EXTRACTED INFORMATION:

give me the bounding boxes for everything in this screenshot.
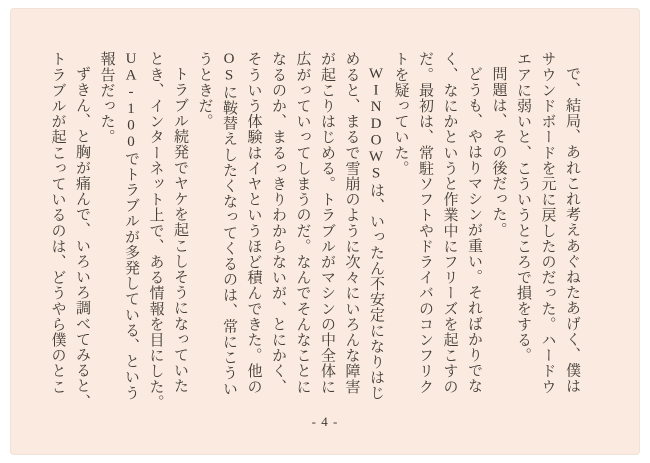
book-page bbox=[10, 8, 640, 455]
text-column: なるのか、まるっきりわからないが、とにかく、 bbox=[270, 51, 286, 395]
text-column: どうも、やはりマシンが重い。そればかりでな bbox=[466, 66, 482, 394]
text-column: トラブルが起こっているのは、どうやら僕のとこ bbox=[49, 51, 66, 395]
text-column: サウンドボードを元に戻したのだった。ハードウ bbox=[539, 51, 556, 395]
text-column: 報告だった。 bbox=[98, 51, 115, 145]
text-column: エアに弱いと、こういうところで損をする。 bbox=[515, 51, 531, 363]
text-column: そういう体験はイヤというほど積んできた。他の bbox=[245, 51, 262, 395]
page-number: - 4 - bbox=[311, 414, 339, 429]
text-column: トラブル続発でヤケを起こしそうになっていた bbox=[172, 66, 188, 394]
text-column: UA-100でトラブルが多発している、という bbox=[123, 51, 139, 401]
text-column: WINDOWSは、いったん不安定になりはじ bbox=[368, 66, 384, 401]
text-column: とき、インターネット上で、ある情報を目にした。 bbox=[147, 51, 164, 410]
text-column: だ。最初は、常駐ソフトやドライバのコンフリク bbox=[417, 51, 433, 395]
text-column: で、結局、あれこれ考えあぐねたあげく、僕は bbox=[564, 66, 580, 394]
text-column: OSに鞍替えしたくなってくるのは、常にこうい bbox=[221, 51, 237, 397]
text-column: 広がっていってしまうのだ。なんでそんなことに bbox=[294, 51, 311, 395]
text-column: トを疑っていた。 bbox=[392, 51, 409, 176]
text-column: ずきん、と胸が痛んで、いろいろ調べてみると、 bbox=[74, 66, 90, 410]
text-column: うときだ。 bbox=[196, 51, 213, 129]
text-column: く、なにかというと作業中にフリーズを起こすの bbox=[441, 51, 458, 395]
text-column: が起こりはじめる。トラブルがマシンの中全体に bbox=[319, 51, 335, 395]
text-column: 問題は、その後だった。 bbox=[490, 66, 507, 238]
vertical-text-block bbox=[45, 51, 584, 410]
text-column: めると、まるで雪崩のように次々にいろんな障害 bbox=[343, 51, 360, 395]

YOUR INSTRUCTIONS:
Could you reproduce every line of the records above word for word, leaving out the pictures?

EXPECTED ANSWER:
give me the bounding boxes for everything in this screenshot.
book-page bbox=[10, 8, 640, 455]
text-column: なるのか、まるっきりわからないが、とにかく、 bbox=[270, 51, 286, 395]
text-column: どうも、やはりマシンが重い。そればかりでな bbox=[466, 66, 482, 394]
text-column: トラブルが起こっているのは、どうやら僕のとこ bbox=[49, 51, 66, 395]
text-column: サウンドボードを元に戻したのだった。ハードウ bbox=[539, 51, 556, 395]
text-column: 報告だった。 bbox=[98, 51, 115, 145]
text-column: エアに弱いと、こういうところで損をする。 bbox=[515, 51, 531, 363]
text-column: そういう体験はイヤというほど積んできた。他の bbox=[245, 51, 262, 395]
page-number: - 4 - bbox=[311, 414, 339, 429]
text-column: トラブル続発でヤケを起こしそうになっていた bbox=[172, 66, 188, 394]
text-column: UA-100でトラブルが多発している、という bbox=[123, 51, 139, 401]
text-column: WINDOWSは、いったん不安定になりはじ bbox=[368, 66, 384, 401]
text-column: とき、インターネット上で、ある情報を目にした。 bbox=[147, 51, 164, 410]
text-column: だ。最初は、常駐ソフトやドライバのコンフリク bbox=[417, 51, 433, 395]
text-column: で、結局、あれこれ考えあぐねたあげく、僕は bbox=[564, 66, 580, 394]
text-column: OSに鞍替えしたくなってくるのは、常にこうい bbox=[221, 51, 237, 397]
text-column: 広がっていってしまうのだ。なんでそんなことに bbox=[294, 51, 311, 395]
text-column: トを疑っていた。 bbox=[392, 51, 409, 176]
text-column: ずきん、と胸が痛んで、いろいろ調べてみると、 bbox=[74, 66, 90, 410]
text-column: うときだ。 bbox=[196, 51, 213, 129]
text-column: く、なにかというと作業中にフリーズを起こすの bbox=[441, 51, 458, 395]
text-column: が起こりはじめる。トラブルがマシンの中全体に bbox=[319, 51, 335, 395]
text-column: 問題は、その後だった。 bbox=[490, 66, 507, 238]
vertical-text-block bbox=[45, 51, 584, 410]
text-column: めると、まるで雪崩のように次々にいろんな障害 bbox=[343, 51, 360, 395]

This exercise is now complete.